### JOB
Your task is to give the listing below back word for word, pictures excluded.

— Start DATA SHOWN —

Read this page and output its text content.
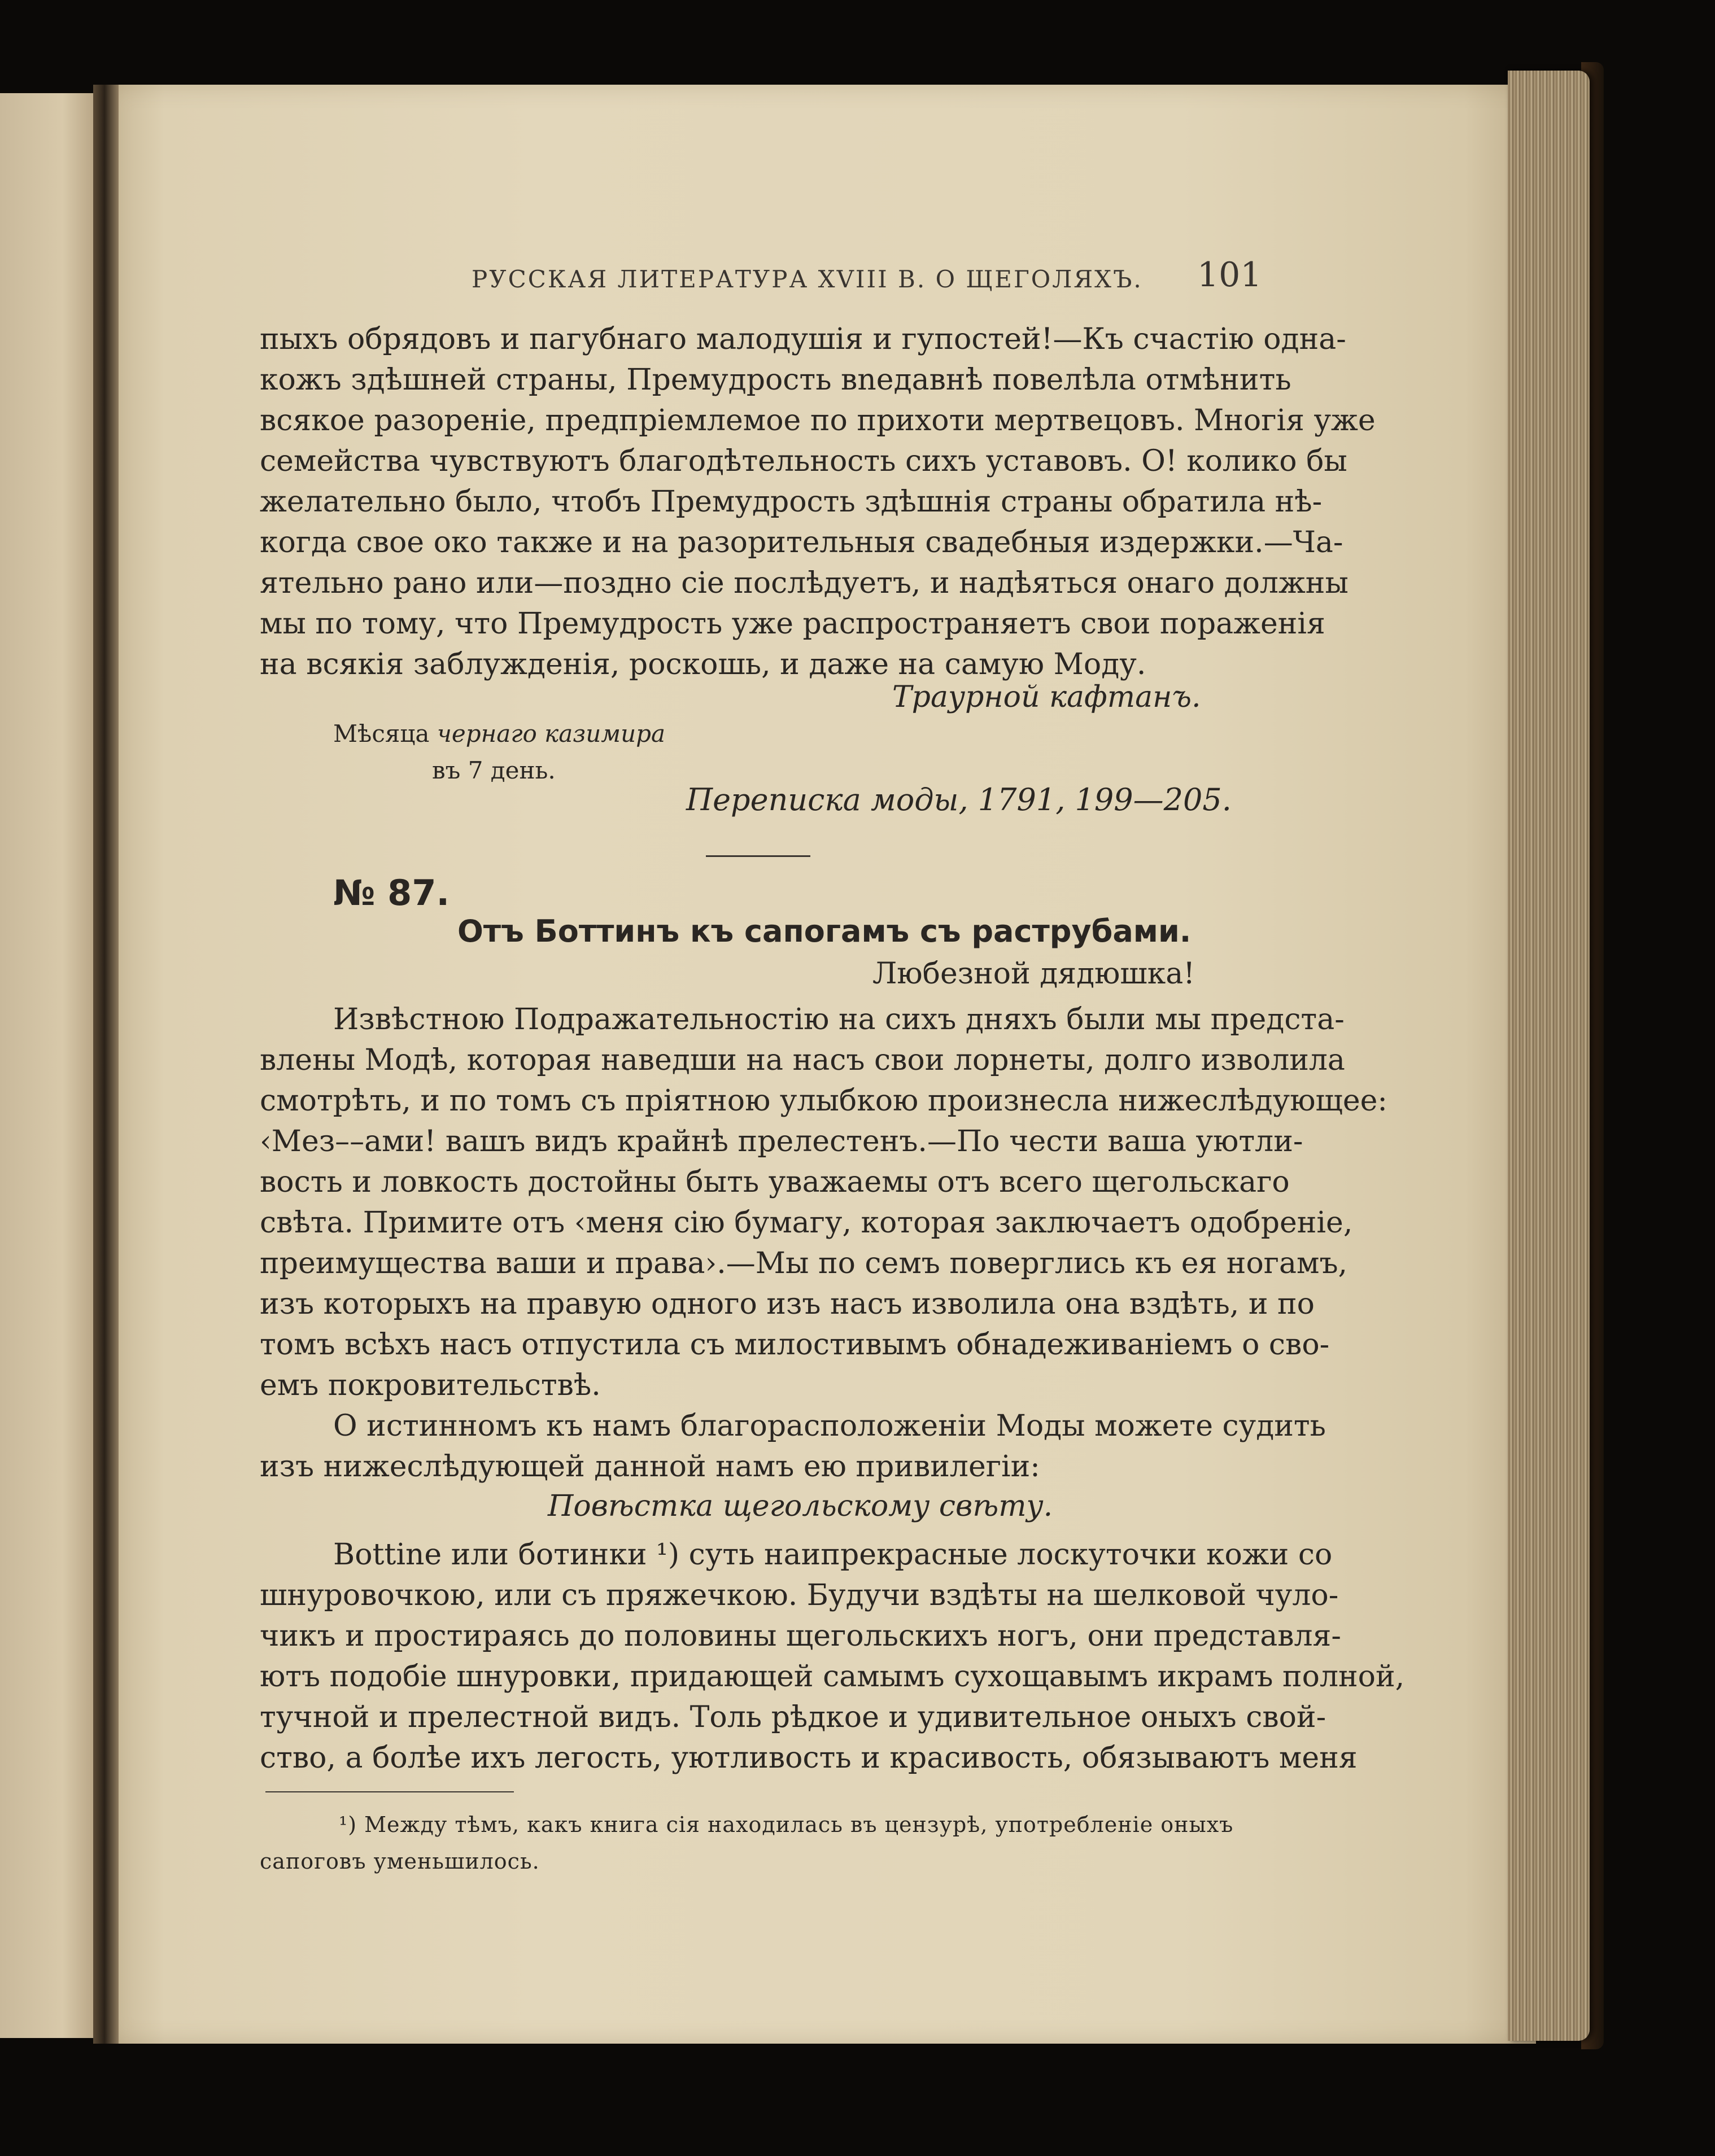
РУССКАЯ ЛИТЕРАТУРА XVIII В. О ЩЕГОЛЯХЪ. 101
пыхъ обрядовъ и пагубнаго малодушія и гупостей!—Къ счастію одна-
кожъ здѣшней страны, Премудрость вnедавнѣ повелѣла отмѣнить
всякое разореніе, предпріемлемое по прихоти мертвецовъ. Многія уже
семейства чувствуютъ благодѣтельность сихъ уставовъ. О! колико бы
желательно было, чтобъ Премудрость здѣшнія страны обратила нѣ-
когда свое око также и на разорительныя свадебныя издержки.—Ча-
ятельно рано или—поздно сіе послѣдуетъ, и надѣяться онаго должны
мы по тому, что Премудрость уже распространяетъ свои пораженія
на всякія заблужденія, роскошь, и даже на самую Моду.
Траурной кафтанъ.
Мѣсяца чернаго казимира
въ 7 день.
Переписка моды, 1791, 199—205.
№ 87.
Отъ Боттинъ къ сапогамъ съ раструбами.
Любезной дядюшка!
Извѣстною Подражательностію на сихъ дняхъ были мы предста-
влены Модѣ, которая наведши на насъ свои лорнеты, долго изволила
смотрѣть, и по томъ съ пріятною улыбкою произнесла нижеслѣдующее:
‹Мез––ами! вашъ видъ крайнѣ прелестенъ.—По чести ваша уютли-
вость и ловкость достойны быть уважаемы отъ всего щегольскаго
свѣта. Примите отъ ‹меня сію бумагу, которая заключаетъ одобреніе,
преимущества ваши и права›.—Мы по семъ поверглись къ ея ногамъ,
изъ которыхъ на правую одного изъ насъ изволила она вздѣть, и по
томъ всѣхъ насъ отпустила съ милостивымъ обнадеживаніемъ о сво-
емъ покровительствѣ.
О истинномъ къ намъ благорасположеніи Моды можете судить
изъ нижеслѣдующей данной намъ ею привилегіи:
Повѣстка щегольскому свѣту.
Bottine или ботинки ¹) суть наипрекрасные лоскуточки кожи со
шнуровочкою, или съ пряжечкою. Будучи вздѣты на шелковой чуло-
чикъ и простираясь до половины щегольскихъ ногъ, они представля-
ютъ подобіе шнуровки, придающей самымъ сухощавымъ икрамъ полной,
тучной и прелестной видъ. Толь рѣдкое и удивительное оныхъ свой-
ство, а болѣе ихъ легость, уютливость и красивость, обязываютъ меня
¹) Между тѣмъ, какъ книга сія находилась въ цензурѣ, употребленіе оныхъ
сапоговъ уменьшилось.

— End DATA SHOWN —

### ANSWER TO THE TASK
Read this page and output its text content.
РУССКАЯ ЛИТЕРАТУРА XVIII В. О ЩЕГОЛЯХЪ. 101
пыхъ обрядовъ и пагубнаго малодушія и гупостей!—Къ счастію одна-
кожъ здѣшней страны, Премудрость вnедавнѣ повелѣла отмѣнить
всякое разореніе, предпріемлемое по прихоти мертвецовъ. Многія уже
семейства чувствуютъ благодѣтельность сихъ уставовъ. О! колико бы
желательно было, чтобъ Премудрость здѣшнія страны обратила нѣ-
когда свое око также и на разорительныя свадебныя издержки.—Ча-
ятельно рано или—поздно сіе послѣдуетъ, и надѣяться онаго должны
мы по тому, что Премудрость уже распространяетъ свои пораженія
на всякія заблужденія, роскошь, и даже на самую Моду.
Траурной кафтанъ.
Мѣсяца чернаго казимира
въ 7 день.
Переписка моды, 1791, 199—205.
№ 87.
Отъ Боттинъ къ сапогамъ съ раструбами.
Любезной дядюшка!
Извѣстною Подражательностію на сихъ дняхъ были мы предста-
влены Модѣ, которая наведши на насъ свои лорнеты, долго изволила
смотрѣть, и по томъ съ пріятною улыбкою произнесла нижеслѣдующее:
‹Мез––ами! вашъ видъ крайнѣ прелестенъ.—По чести ваша уютли-
вость и ловкость достойны быть уважаемы отъ всего щегольскаго
свѣта. Примите отъ ‹меня сію бумагу, которая заключаетъ одобреніе,
преимущества ваши и права›.—Мы по семъ поверглись къ ея ногамъ,
изъ которыхъ на правую одного изъ насъ изволила она вздѣть, и по
томъ всѣхъ насъ отпустила съ милостивымъ обнадеживаніемъ о сво-
емъ покровительствѣ.
О истинномъ къ намъ благорасположеніи Моды можете судить
изъ нижеслѣдующей данной намъ ею привилегіи:
Повѣстка щегольскому свѣту.
Bottine или ботинки ¹) суть наипрекрасные лоскуточки кожи со
шнуровочкою, или съ пряжечкою. Будучи вздѣты на шелковой чуло-
чикъ и простираясь до половины щегольскихъ ногъ, они представля-
ютъ подобіе шнуровки, придающей самымъ сухощавымъ икрамъ полной,
тучной и прелестной видъ. Толь рѣдкое и удивительное оныхъ свой-
ство, а болѣе ихъ легость, уютливость и красивость, обязываютъ меня
¹) Между тѣмъ, какъ книга сія находилась въ цензурѣ, употребленіе оныхъ
сапоговъ уменьшилось.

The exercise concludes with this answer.